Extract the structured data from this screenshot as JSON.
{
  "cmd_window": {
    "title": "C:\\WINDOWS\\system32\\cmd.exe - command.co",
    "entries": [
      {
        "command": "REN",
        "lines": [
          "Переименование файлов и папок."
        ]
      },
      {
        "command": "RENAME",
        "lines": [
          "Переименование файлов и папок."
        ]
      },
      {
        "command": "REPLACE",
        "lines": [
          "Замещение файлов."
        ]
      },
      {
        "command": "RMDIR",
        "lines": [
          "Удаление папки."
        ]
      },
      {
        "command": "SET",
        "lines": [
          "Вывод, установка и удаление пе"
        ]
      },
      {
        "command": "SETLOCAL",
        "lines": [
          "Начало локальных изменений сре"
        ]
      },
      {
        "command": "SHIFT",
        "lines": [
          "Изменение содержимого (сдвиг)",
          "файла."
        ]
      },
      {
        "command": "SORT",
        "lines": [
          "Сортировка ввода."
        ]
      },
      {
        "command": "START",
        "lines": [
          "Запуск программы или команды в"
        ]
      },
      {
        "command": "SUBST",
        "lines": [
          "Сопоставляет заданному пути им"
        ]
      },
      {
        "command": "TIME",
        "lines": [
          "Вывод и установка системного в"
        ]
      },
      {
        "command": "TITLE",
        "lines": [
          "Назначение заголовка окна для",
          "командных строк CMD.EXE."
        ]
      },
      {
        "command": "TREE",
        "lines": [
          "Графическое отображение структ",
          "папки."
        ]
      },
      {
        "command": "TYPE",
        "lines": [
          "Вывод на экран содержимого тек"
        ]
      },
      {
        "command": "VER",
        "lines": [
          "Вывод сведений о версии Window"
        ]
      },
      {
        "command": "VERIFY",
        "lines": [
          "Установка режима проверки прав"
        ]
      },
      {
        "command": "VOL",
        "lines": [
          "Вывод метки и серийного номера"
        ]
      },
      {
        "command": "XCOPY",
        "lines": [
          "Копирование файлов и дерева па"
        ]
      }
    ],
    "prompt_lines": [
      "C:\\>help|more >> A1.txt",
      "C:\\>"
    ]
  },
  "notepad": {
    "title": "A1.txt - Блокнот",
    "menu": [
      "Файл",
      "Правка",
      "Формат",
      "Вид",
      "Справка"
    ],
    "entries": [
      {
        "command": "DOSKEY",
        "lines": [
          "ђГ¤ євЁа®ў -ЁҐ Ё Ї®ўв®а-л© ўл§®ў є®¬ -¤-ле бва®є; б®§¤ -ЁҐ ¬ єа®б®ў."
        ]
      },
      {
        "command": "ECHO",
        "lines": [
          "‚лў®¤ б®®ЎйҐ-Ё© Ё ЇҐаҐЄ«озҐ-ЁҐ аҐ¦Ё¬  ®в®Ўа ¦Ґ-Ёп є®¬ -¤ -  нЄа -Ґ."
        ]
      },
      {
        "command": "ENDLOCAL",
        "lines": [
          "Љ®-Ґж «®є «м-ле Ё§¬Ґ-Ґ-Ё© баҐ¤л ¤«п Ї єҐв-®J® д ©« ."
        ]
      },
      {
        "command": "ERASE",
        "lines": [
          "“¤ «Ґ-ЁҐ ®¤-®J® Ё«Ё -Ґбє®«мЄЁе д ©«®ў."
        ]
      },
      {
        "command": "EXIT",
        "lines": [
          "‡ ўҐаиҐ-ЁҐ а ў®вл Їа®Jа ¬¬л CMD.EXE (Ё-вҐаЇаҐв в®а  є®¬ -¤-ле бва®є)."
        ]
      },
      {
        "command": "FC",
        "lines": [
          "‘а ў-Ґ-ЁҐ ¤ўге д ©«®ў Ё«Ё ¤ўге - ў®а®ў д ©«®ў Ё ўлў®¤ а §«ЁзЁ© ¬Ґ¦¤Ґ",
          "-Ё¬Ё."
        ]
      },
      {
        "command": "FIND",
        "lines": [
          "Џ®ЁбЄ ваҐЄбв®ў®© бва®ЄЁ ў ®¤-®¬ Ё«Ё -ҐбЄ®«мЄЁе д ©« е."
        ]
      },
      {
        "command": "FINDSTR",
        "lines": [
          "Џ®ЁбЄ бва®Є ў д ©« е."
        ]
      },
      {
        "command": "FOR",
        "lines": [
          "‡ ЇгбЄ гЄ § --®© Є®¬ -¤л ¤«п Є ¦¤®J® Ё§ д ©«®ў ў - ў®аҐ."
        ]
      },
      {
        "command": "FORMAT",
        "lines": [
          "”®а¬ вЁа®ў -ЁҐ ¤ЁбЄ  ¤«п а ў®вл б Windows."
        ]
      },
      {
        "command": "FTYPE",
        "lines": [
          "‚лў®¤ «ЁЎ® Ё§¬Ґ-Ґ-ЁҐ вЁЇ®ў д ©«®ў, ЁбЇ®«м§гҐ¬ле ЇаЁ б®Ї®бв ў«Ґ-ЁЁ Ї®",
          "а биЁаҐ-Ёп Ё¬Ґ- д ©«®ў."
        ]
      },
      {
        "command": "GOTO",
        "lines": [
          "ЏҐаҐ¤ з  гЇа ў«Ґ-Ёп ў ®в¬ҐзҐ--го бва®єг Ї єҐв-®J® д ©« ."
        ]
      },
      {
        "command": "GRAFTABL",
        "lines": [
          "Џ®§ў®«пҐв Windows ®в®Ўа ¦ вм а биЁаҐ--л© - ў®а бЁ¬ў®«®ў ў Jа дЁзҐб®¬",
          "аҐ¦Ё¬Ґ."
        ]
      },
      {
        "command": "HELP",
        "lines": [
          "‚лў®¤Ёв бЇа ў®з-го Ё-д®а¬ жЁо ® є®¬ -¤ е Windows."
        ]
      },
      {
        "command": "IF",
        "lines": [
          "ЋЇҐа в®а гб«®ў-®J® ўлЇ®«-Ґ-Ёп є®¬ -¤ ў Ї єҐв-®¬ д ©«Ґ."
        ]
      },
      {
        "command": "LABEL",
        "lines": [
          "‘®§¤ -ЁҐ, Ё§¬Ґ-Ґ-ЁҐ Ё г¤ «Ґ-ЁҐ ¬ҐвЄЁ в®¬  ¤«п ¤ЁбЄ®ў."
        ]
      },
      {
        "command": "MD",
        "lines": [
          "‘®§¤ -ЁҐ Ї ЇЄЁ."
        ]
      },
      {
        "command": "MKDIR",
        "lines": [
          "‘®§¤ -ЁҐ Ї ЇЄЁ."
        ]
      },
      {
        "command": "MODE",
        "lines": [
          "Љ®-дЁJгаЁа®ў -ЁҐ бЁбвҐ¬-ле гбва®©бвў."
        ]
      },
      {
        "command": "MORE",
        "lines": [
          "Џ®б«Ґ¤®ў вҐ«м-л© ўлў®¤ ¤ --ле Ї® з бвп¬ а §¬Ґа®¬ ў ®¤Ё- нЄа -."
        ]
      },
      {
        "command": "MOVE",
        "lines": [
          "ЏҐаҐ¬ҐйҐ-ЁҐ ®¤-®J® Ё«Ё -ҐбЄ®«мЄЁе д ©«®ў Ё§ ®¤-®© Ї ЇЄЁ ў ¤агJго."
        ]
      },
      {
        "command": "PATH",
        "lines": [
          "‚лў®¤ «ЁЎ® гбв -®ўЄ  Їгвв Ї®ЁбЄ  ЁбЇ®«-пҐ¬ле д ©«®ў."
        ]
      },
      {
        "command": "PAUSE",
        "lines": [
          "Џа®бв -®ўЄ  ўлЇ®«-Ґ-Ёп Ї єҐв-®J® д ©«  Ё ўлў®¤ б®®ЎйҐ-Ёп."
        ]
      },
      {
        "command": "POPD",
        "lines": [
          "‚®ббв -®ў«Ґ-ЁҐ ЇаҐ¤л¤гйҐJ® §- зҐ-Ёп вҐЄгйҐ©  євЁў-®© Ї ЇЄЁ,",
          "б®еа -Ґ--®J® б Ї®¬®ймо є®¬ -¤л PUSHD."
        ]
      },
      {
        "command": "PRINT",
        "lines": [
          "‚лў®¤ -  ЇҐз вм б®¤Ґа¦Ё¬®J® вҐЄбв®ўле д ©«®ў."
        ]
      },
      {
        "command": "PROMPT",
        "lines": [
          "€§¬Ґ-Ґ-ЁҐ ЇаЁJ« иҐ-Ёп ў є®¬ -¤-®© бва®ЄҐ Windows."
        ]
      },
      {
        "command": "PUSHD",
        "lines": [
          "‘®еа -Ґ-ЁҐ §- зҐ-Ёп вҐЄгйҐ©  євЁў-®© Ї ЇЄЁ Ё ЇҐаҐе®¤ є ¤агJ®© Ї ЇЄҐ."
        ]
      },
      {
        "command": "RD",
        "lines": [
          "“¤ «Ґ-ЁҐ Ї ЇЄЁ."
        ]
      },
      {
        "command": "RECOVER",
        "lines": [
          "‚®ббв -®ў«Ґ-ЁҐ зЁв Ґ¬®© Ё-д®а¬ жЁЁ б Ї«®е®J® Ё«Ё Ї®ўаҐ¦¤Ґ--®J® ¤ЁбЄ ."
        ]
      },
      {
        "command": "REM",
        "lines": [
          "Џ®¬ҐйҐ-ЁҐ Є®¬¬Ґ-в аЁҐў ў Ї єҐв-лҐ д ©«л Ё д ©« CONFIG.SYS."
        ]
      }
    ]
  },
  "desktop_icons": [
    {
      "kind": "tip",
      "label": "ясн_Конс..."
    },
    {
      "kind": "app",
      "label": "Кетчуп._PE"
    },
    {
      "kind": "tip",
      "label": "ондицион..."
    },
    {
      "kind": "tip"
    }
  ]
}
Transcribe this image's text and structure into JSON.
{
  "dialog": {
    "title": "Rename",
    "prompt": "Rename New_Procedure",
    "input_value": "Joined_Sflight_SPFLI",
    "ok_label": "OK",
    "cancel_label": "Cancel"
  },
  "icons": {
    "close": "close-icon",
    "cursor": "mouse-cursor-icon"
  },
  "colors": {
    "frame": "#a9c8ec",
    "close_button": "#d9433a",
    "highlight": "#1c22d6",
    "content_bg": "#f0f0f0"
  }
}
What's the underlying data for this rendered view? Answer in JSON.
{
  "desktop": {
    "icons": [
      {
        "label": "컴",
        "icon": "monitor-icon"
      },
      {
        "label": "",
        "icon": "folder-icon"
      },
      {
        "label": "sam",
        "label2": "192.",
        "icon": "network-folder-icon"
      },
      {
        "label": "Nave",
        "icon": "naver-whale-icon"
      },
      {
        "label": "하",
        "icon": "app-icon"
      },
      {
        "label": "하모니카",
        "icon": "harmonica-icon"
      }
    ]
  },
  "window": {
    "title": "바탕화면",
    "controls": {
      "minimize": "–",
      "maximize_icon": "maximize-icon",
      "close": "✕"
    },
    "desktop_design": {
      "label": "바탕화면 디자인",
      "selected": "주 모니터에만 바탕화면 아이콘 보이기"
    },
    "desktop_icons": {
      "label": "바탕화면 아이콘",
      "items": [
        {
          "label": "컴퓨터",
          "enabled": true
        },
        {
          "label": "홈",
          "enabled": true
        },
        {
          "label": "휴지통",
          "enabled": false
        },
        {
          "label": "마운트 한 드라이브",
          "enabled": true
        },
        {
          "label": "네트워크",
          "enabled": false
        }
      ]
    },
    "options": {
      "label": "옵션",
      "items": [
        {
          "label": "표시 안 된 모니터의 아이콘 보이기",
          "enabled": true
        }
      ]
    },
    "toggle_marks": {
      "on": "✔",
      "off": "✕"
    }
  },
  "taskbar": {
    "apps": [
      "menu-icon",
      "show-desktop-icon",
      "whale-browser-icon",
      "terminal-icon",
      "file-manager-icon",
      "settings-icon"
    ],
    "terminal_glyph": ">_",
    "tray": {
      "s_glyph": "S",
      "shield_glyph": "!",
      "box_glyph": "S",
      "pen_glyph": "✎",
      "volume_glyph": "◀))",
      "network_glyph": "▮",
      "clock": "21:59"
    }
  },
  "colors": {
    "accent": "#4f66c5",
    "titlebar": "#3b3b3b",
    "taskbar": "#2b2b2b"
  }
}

════════

> [Task instructions] Count the lines in the records above that contain the word "содержимого", and give only the number.

> [Problem solution] 2